* **Given exercise**: What follows is a listing; restate every line of it word for word.

* **Dataset records**:
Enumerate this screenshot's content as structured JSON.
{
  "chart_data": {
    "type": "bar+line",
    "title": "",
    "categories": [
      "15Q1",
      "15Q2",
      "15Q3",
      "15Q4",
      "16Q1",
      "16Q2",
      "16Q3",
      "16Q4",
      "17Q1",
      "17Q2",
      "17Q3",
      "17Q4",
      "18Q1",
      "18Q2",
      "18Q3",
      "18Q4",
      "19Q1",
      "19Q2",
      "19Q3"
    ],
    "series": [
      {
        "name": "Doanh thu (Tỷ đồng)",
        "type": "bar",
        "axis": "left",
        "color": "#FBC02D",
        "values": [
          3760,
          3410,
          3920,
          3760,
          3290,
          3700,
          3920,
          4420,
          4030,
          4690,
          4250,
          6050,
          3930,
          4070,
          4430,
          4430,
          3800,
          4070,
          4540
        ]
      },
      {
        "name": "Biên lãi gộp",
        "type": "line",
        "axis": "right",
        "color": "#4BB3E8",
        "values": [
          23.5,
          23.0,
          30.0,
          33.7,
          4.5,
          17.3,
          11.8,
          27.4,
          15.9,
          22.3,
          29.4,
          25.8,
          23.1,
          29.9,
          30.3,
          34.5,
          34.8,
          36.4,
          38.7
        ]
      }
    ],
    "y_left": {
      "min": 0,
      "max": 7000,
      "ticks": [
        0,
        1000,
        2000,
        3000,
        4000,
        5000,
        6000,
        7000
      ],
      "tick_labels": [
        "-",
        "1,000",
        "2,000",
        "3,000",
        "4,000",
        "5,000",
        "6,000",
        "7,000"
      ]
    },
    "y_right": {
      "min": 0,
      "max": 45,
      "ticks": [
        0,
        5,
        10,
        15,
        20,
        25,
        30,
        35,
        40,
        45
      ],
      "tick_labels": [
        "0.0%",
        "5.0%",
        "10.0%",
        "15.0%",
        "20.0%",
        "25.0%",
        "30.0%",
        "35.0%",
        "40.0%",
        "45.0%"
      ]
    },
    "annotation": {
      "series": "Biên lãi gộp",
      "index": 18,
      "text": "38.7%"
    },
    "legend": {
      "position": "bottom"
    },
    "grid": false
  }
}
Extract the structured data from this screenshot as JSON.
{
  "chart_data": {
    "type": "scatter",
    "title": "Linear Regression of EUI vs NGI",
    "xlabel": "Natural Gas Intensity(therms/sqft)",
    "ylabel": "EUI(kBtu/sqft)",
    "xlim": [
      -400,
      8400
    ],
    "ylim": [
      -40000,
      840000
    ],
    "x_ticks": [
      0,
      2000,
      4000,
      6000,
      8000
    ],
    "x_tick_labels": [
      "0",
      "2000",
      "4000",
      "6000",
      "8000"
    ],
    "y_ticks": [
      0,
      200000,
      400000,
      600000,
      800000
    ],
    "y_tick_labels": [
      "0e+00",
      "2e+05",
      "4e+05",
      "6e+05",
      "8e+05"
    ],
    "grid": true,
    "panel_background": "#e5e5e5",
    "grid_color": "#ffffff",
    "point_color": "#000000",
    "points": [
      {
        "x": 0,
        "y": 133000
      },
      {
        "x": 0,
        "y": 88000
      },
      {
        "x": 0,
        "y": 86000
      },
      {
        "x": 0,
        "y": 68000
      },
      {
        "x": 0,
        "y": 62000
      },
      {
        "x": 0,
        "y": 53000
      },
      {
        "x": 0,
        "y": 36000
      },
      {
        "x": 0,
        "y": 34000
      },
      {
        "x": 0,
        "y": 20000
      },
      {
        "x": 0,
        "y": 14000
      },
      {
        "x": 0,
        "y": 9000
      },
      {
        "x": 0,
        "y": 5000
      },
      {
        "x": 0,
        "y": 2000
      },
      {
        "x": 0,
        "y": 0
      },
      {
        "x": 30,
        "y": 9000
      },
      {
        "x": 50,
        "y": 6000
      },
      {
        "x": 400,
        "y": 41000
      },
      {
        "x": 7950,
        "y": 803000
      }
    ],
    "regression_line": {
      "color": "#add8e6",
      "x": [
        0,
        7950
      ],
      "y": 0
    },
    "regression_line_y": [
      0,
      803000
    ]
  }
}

* **Response to this task**:
Enumerate this screenshot's content as structured JSON.
{
  "chart_data": {
    "type": "bar+line",
    "title": "",
    "categories": [
      "15Q1",
      "15Q2",
      "15Q3",
      "15Q4",
      "16Q1",
      "16Q2",
      "16Q3",
      "16Q4",
      "17Q1",
      "17Q2",
      "17Q3",
      "17Q4",
      "18Q1",
      "18Q2",
      "18Q3",
      "18Q4",
      "19Q1",
      "19Q2",
      "19Q3"
    ],
    "series": [
      {
        "name": "Doanh thu (Tỷ đồng)",
        "type": "bar",
        "axis": "left",
        "color": "#FBC02D",
        "values": [
          3760,
          3410,
          3920,
          3760,
          3290,
          3700,
          3920,
          4420,
          4030,
          4690,
          4250,
          6050,
          3930,
          4070,
          4430,
          4430,
          3800,
          4070,
          4540
        ]
      },
      {
        "name": "Biên lãi gộp",
        "type": "line",
        "axis": "right",
        "color": "#4BB3E8",
        "values": [
          23.5,
          23.0,
          30.0,
          33.7,
          4.5,
          17.3,
          11.8,
          27.4,
          15.9,
          22.3,
          29.4,
          25.8,
          23.1,
          29.9,
          30.3,
          34.5,
          34.8,
          36.4,
          38.7
        ]
      }
    ],
    "y_left": {
      "min": 0,
      "max": 7000,
      "ticks": [
        0,
        1000,
        2000,
        3000,
        4000,
        5000,
        6000,
        7000
      ],
      "tick_labels": [
        "-",
        "1,000",
        "2,000",
        "3,000",
        "4,000",
        "5,000",
        "6,000",
        "7,000"
      ]
    },
    "y_right": {
      "min": 0,
      "max": 45,
      "ticks": [
        0,
        5,
        10,
        15,
        20,
        25,
        30,
        35,
        40,
        45
      ],
      "tick_labels": [
        "0.0%",
        "5.0%",
        "10.0%",
        "15.0%",
        "20.0%",
        "25.0%",
        "30.0%",
        "35.0%",
        "40.0%",
        "45.0%"
      ]
    },
    "annotation": {
      "series": "Biên lãi gộp",
      "index": 18,
      "text": "38.7%"
    },
    "legend": {
      "position": "bottom"
    },
    "grid": false
  }
}
Extract the structured data from this screenshot as JSON.
{
  "chart_data": {
    "type": "scatter",
    "title": "Linear Regression of EUI vs NGI",
    "xlabel": "Natural Gas Intensity(therms/sqft)",
    "ylabel": "EUI(kBtu/sqft)",
    "xlim": [
      -400,
      8400
    ],
    "ylim": [
      -40000,
      840000
    ],
    "x_ticks": [
      0,
      2000,
      4000,
      6000,
      8000
    ],
    "x_tick_labels": [
      "0",
      "2000",
      "4000",
      "6000",
      "8000"
    ],
    "y_ticks": [
      0,
      200000,
      400000,
      600000,
      800000
    ],
    "y_tick_labels": [
      "0e+00",
      "2e+05",
      "4e+05",
      "6e+05",
      "8e+05"
    ],
    "grid": true,
    "panel_background": "#e5e5e5",
    "grid_color": "#ffffff",
    "point_color": "#000000",
    "points": [
      {
        "x": 0,
        "y": 133000
      },
      {
        "x": 0,
        "y": 88000
      },
      {
        "x": 0,
        "y": 86000
      },
      {
        "x": 0,
        "y": 68000
      },
      {
        "x": 0,
        "y": 62000
      },
      {
        "x": 0,
        "y": 53000
      },
      {
        "x": 0,
        "y": 36000
      },
      {
        "x": 0,
        "y": 34000
      },
      {
        "x": 0,
        "y": 20000
      },
      {
        "x": 0,
        "y": 14000
      },
      {
        "x": 0,
        "y": 9000
      },
      {
        "x": 0,
        "y": 5000
      },
      {
        "x": 0,
        "y": 2000
      },
      {
        "x": 0,
        "y": 0
      },
      {
        "x": 30,
        "y": 9000
      },
      {
        "x": 50,
        "y": 6000
      },
      {
        "x": 400,
        "y": 41000
      },
      {
        "x": 7950,
        "y": 803000
      }
    ],
    "regression_line": {
      "color": "#add8e6",
      "x": [
        0,
        7950
      ],
      "y": 0
    },
    "regression_line_y": [
      0,
      803000
    ]
  }
}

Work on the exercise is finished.